- [Instructions for the task]:
The entire listing is to be repeated verbatim.

**********

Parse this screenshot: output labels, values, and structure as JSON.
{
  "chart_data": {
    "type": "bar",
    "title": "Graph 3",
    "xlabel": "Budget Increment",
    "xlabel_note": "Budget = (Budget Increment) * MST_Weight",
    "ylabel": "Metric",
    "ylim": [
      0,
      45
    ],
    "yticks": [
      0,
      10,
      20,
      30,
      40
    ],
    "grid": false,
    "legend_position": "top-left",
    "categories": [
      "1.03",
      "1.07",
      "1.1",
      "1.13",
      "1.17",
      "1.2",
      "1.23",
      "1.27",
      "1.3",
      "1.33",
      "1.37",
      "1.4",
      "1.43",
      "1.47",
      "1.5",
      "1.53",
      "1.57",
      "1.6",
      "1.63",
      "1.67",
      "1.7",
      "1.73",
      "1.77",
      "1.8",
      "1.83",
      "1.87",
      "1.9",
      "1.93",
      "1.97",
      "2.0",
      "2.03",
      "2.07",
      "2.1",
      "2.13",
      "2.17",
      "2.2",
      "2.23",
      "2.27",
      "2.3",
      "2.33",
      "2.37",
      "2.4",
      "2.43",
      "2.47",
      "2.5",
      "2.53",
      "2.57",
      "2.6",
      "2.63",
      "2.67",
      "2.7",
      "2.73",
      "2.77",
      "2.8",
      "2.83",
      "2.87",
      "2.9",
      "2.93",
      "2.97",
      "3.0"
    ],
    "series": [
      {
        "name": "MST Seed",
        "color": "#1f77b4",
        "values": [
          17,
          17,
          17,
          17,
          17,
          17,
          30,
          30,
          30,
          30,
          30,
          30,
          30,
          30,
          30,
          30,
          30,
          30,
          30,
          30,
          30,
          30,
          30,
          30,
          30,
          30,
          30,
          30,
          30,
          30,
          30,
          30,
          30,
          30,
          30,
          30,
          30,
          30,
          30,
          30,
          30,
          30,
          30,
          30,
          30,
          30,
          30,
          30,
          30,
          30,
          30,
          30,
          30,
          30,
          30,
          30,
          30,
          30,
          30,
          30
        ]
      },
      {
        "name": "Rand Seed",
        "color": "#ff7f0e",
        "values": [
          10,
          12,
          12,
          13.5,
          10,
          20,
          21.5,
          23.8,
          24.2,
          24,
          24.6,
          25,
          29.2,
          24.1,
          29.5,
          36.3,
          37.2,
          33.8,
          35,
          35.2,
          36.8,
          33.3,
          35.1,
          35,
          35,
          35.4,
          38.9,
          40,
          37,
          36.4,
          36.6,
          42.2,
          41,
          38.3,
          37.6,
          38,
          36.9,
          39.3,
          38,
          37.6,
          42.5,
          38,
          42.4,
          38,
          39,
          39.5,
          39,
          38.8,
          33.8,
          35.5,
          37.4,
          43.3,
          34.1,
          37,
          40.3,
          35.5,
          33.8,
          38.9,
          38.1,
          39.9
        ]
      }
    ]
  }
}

**********

- [Written response]:
Parse this screenshot: output labels, values, and structure as JSON.
{
  "chart_data": {
    "type": "bar",
    "title": "Graph 3",
    "xlabel": "Budget Increment",
    "xlabel_note": "Budget = (Budget Increment) * MST_Weight",
    "ylabel": "Metric",
    "ylim": [
      0,
      45
    ],
    "yticks": [
      0,
      10,
      20,
      30,
      40
    ],
    "grid": false,
    "legend_position": "top-left",
    "categories": [
      "1.03",
      "1.07",
      "1.1",
      "1.13",
      "1.17",
      "1.2",
      "1.23",
      "1.27",
      "1.3",
      "1.33",
      "1.37",
      "1.4",
      "1.43",
      "1.47",
      "1.5",
      "1.53",
      "1.57",
      "1.6",
      "1.63",
      "1.67",
      "1.7",
      "1.73",
      "1.77",
      "1.8",
      "1.83",
      "1.87",
      "1.9",
      "1.93",
      "1.97",
      "2.0",
      "2.03",
      "2.07",
      "2.1",
      "2.13",
      "2.17",
      "2.2",
      "2.23",
      "2.27",
      "2.3",
      "2.33",
      "2.37",
      "2.4",
      "2.43",
      "2.47",
      "2.5",
      "2.53",
      "2.57",
      "2.6",
      "2.63",
      "2.67",
      "2.7",
      "2.73",
      "2.77",
      "2.8",
      "2.83",
      "2.87",
      "2.9",
      "2.93",
      "2.97",
      "3.0"
    ],
    "series": [
      {
        "name": "MST Seed",
        "color": "#1f77b4",
        "values": [
          17,
          17,
          17,
          17,
          17,
          17,
          30,
          30,
          30,
          30,
          30,
          30,
          30,
          30,
          30,
          30,
          30,
          30,
          30,
          30,
          30,
          30,
          30,
          30,
          30,
          30,
          30,
          30,
          30,
          30,
          30,
          30,
          30,
          30,
          30,
          30,
          30,
          30,
          30,
          30,
          30,
          30,
          30,
          30,
          30,
          30,
          30,
          30,
          30,
          30,
          30,
          30,
          30,
          30,
          30,
          30,
          30,
          30,
          30,
          30
        ]
      },
      {
        "name": "Rand Seed",
        "color": "#ff7f0e",
        "values": [
          10,
          12,
          12,
          13.5,
          10,
          20,
          21.5,
          23.8,
          24.2,
          24,
          24.6,
          25,
          29.2,
          24.1,
          29.5,
          36.3,
          37.2,
          33.8,
          35,
          35.2,
          36.8,
          33.3,
          35.1,
          35,
          35,
          35.4,
          38.9,
          40,
          37,
          36.4,
          36.6,
          42.2,
          41,
          38.3,
          37.6,
          38,
          36.9,
          39.3,
          38,
          37.6,
          42.5,
          38,
          42.4,
          38,
          39,
          39.5,
          39,
          38.8,
          33.8,
          35.5,
          37.4,
          43.3,
          34.1,
          37,
          40.3,
          35.5,
          33.8,
          38.9,
          38.1,
          39.9
        ]
      }
    ]
  }
}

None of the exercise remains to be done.